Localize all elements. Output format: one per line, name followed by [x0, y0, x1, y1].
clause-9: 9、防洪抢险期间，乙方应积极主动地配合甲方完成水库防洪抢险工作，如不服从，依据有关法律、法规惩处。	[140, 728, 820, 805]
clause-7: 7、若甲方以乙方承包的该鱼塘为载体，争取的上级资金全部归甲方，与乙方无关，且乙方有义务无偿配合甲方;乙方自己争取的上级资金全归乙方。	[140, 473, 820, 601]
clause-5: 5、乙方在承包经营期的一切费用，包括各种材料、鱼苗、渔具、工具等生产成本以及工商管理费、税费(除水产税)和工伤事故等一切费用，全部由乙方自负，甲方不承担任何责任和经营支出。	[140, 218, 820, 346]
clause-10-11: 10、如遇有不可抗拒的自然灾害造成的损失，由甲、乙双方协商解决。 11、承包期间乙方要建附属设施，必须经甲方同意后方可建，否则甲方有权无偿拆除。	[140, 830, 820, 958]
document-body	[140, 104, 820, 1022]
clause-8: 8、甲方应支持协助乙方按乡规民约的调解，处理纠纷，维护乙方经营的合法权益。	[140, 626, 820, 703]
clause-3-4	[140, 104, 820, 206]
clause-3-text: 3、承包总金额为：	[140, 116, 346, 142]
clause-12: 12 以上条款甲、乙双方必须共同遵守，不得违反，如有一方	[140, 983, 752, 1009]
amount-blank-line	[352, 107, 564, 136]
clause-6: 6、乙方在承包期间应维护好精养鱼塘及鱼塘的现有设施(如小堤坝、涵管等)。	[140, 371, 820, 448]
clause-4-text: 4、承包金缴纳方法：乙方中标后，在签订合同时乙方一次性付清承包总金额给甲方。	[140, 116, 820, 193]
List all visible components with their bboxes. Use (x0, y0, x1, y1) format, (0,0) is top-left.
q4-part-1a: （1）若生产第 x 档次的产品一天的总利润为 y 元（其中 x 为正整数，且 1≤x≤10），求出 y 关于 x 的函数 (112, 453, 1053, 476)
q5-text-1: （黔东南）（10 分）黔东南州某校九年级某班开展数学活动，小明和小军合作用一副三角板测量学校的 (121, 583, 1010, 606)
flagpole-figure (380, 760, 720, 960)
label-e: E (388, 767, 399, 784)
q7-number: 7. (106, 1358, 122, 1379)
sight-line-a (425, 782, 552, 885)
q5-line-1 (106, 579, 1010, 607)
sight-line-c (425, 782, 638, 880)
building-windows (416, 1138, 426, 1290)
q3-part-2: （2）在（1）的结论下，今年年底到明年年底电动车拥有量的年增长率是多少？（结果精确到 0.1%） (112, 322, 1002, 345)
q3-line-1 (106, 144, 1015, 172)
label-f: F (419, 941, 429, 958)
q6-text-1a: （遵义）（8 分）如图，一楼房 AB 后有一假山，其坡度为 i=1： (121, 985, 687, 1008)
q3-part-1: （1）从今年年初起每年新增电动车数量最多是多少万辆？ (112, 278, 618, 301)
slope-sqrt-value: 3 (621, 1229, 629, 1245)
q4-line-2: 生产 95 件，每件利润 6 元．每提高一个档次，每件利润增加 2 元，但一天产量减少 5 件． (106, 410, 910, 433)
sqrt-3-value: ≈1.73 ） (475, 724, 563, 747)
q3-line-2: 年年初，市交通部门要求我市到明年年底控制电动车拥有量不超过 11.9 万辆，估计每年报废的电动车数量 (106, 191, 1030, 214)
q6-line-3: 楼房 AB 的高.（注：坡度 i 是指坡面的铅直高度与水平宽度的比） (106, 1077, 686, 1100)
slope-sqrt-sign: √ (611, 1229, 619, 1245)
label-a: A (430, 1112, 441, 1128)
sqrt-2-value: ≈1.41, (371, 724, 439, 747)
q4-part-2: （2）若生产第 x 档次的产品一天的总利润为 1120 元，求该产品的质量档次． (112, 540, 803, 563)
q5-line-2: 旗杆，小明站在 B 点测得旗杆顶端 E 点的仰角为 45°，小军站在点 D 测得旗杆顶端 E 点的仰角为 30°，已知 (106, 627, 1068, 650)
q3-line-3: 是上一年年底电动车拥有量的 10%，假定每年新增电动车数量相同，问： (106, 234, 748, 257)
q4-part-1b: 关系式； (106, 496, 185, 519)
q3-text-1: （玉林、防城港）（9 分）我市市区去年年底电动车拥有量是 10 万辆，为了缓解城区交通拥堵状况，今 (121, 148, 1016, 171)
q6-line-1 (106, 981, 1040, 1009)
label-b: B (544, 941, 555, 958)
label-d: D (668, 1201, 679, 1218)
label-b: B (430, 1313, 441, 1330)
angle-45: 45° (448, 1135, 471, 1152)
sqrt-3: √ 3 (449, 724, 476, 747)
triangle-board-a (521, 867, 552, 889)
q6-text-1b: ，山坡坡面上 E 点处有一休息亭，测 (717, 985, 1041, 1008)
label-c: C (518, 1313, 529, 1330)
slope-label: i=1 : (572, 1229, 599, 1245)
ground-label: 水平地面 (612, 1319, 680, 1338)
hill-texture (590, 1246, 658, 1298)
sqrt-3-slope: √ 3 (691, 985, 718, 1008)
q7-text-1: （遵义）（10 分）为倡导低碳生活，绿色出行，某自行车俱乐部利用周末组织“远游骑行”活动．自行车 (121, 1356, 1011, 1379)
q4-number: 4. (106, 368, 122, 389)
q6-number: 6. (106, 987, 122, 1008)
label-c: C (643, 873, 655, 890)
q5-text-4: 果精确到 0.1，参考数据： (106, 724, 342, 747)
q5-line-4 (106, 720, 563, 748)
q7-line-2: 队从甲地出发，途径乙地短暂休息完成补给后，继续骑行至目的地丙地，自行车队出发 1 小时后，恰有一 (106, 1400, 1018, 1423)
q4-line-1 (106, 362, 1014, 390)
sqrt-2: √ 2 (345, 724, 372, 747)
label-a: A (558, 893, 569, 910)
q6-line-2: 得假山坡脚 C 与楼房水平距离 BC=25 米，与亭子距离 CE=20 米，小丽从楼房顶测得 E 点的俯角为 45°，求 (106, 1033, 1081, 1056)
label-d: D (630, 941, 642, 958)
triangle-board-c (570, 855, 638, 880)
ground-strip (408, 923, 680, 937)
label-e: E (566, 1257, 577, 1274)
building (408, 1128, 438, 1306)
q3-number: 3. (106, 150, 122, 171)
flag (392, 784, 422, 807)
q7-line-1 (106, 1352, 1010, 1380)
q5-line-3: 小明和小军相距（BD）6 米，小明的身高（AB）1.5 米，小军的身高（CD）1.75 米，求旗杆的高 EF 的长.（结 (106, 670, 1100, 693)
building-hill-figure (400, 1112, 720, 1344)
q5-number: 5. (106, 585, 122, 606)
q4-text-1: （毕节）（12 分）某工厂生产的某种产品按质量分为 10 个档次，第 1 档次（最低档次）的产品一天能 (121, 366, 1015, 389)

**********

### [Do this]
Copy every line of the entries above verbatim, from first to last.

### [Task solution]
Localize all elements. Output format: one per line, name followed by [x0, y0, x1, y1].
clause-9: 9、防洪抢险期间，乙方应积极主动地配合甲方完成水库防洪抢险工作，如不服从，依据有关法律、法规惩处。	[140, 728, 820, 805]
clause-7: 7、若甲方以乙方承包的该鱼塘为载体，争取的上级资金全部归甲方，与乙方无关，且乙方有义务无偿配合甲方;乙方自己争取的上级资金全归乙方。	[140, 473, 820, 601]
clause-5: 5、乙方在承包经营期的一切费用，包括各种材料、鱼苗、渔具、工具等生产成本以及工商管理费、税费(除水产税)和工伤事故等一切费用，全部由乙方自负，甲方不承担任何责任和经营支出。	[140, 218, 820, 346]
clause-10-11: 10、如遇有不可抗拒的自然灾害造成的损失，由甲、乙双方协商解决。 11、承包期间乙方要建附属设施，必须经甲方同意后方可建，否则甲方有权无偿拆除。	[140, 830, 820, 958]
document-body	[140, 104, 820, 1022]
clause-8: 8、甲方应支持协助乙方按乡规民约的调解，处理纠纷，维护乙方经营的合法权益。	[140, 626, 820, 703]
clause-3-4	[140, 104, 820, 206]
clause-3-text: 3、承包总金额为：	[140, 116, 346, 142]
clause-12: 12 以上条款甲、乙双方必须共同遵守，不得违反，如有一方	[140, 983, 752, 1009]
amount-blank-line	[352, 107, 564, 136]
clause-6: 6、乙方在承包期间应维护好精养鱼塘及鱼塘的现有设施(如小堤坝、涵管等)。	[140, 371, 820, 448]
clause-4-text: 4、承包金缴纳方法：乙方中标后，在签订合同时乙方一次性付清承包总金额给甲方。	[140, 116, 820, 193]
List all visible components with their bboxes. Use (x0, y0, x1, y1) format, (0,0) is top-left.
q4-part-1a: （1）若生产第 x 档次的产品一天的总利润为 y 元（其中 x 为正整数，且 1≤x≤10），求出 y 关于 x 的函数 (112, 453, 1053, 476)
q5-text-1: （黔东南）（10 分）黔东南州某校九年级某班开展数学活动，小明和小军合作用一副三角板测量学校的 (121, 583, 1010, 606)
flagpole-figure (380, 760, 720, 960)
label-e: E (388, 767, 399, 784)
q7-number: 7. (106, 1358, 122, 1379)
sight-line-a (425, 782, 552, 885)
q5-line-1 (106, 579, 1010, 607)
sight-line-c (425, 782, 638, 880)
building-windows (416, 1138, 426, 1290)
q3-part-2: （2）在（1）的结论下，今年年底到明年年底电动车拥有量的年增长率是多少？（结果精确到 0.1%） (112, 322, 1002, 345)
q3-line-1 (106, 144, 1015, 172)
label-f: F (419, 941, 429, 958)
q6-text-1a: （遵义）（8 分）如图，一楼房 AB 后有一假山，其坡度为 i=1： (121, 985, 687, 1008)
q3-part-1: （1）从今年年初起每年新增电动车数量最多是多少万辆？ (112, 278, 618, 301)
slope-sqrt-value: 3 (621, 1229, 629, 1245)
q4-line-2: 生产 95 件，每件利润 6 元．每提高一个档次，每件利润增加 2 元，但一天产量减少 5 件． (106, 410, 910, 433)
sqrt-3-value: ≈1.73 ） (475, 724, 563, 747)
q3-line-2: 年年初，市交通部门要求我市到明年年底控制电动车拥有量不超过 11.9 万辆，估计每年报废的电动车数量 (106, 191, 1030, 214)
q6-line-3: 楼房 AB 的高.（注：坡度 i 是指坡面的铅直高度与水平宽度的比） (106, 1077, 686, 1100)
slope-sqrt-sign: √ (611, 1229, 619, 1245)
label-a: A (430, 1112, 441, 1128)
sqrt-2-value: ≈1.41, (371, 724, 439, 747)
q4-part-2: （2）若生产第 x 档次的产品一天的总利润为 1120 元，求该产品的质量档次． (112, 540, 803, 563)
q5-line-2: 旗杆，小明站在 B 点测得旗杆顶端 E 点的仰角为 45°，小军站在点 D 测得旗杆顶端 E 点的仰角为 30°，已知 (106, 627, 1068, 650)
q3-line-3: 是上一年年底电动车拥有量的 10%，假定每年新增电动车数量相同，问： (106, 234, 748, 257)
q4-part-1b: 关系式； (106, 496, 185, 519)
q3-text-1: （玉林、防城港）（9 分）我市市区去年年底电动车拥有量是 10 万辆，为了缓解城区交通拥堵状况，今 (121, 148, 1016, 171)
q6-line-1 (106, 981, 1040, 1009)
label-b: B (544, 941, 555, 958)
label-d: D (668, 1201, 679, 1218)
label-b: B (430, 1313, 441, 1330)
angle-45: 45° (448, 1135, 471, 1152)
sqrt-3: √ 3 (449, 724, 476, 747)
triangle-board-a (521, 867, 552, 889)
q6-text-1b: ，山坡坡面上 E 点处有一休息亭，测 (717, 985, 1041, 1008)
label-c: C (518, 1313, 529, 1330)
slope-label: i=1 : (572, 1229, 599, 1245)
ground-label: 水平地面 (612, 1319, 680, 1338)
hill-texture (590, 1246, 658, 1298)
sqrt-3-slope: √ 3 (691, 985, 718, 1008)
q7-text-1: （遵义）（10 分）为倡导低碳生活，绿色出行，某自行车俱乐部利用周末组织“远游骑行”活动．自行车 (121, 1356, 1011, 1379)
q4-number: 4. (106, 368, 122, 389)
q6-number: 6. (106, 987, 122, 1008)
label-c: C (643, 873, 655, 890)
q5-text-4: 果精确到 0.1，参考数据： (106, 724, 342, 747)
q5-line-4 (106, 720, 563, 748)
q7-line-2: 队从甲地出发，途径乙地短暂休息完成补给后，继续骑行至目的地丙地，自行车队出发 1 小时后，恰有一 (106, 1400, 1018, 1423)
q4-line-1 (106, 362, 1014, 390)
sqrt-2: √ 2 (345, 724, 372, 747)
label-a: A (558, 893, 569, 910)
q6-line-2: 得假山坡脚 C 与楼房水平距离 BC=25 米，与亭子距离 CE=20 米，小丽从楼房顶测得 E 点的俯角为 45°，求 (106, 1033, 1081, 1056)
label-d: D (630, 941, 642, 958)
triangle-board-c (570, 855, 638, 880)
ground-strip (408, 923, 680, 937)
label-e: E (566, 1257, 577, 1274)
building (408, 1128, 438, 1306)
q3-number: 3. (106, 150, 122, 171)
flag (392, 784, 422, 807)
q7-line-1 (106, 1352, 1010, 1380)
q5-line-3: 小明和小军相距（BD）6 米，小明的身高（AB）1.5 米，小军的身高（CD）1.75 米，求旗杆的高 EF 的长.（结 (106, 670, 1100, 693)
building-hill-figure (400, 1112, 720, 1344)
q5-number: 5. (106, 585, 122, 606)
q4-text-1: （毕节）（12 分）某工厂生产的某种产品按质量分为 10 个档次，第 1 档次（最低档次）的产品一天能 (121, 366, 1015, 389)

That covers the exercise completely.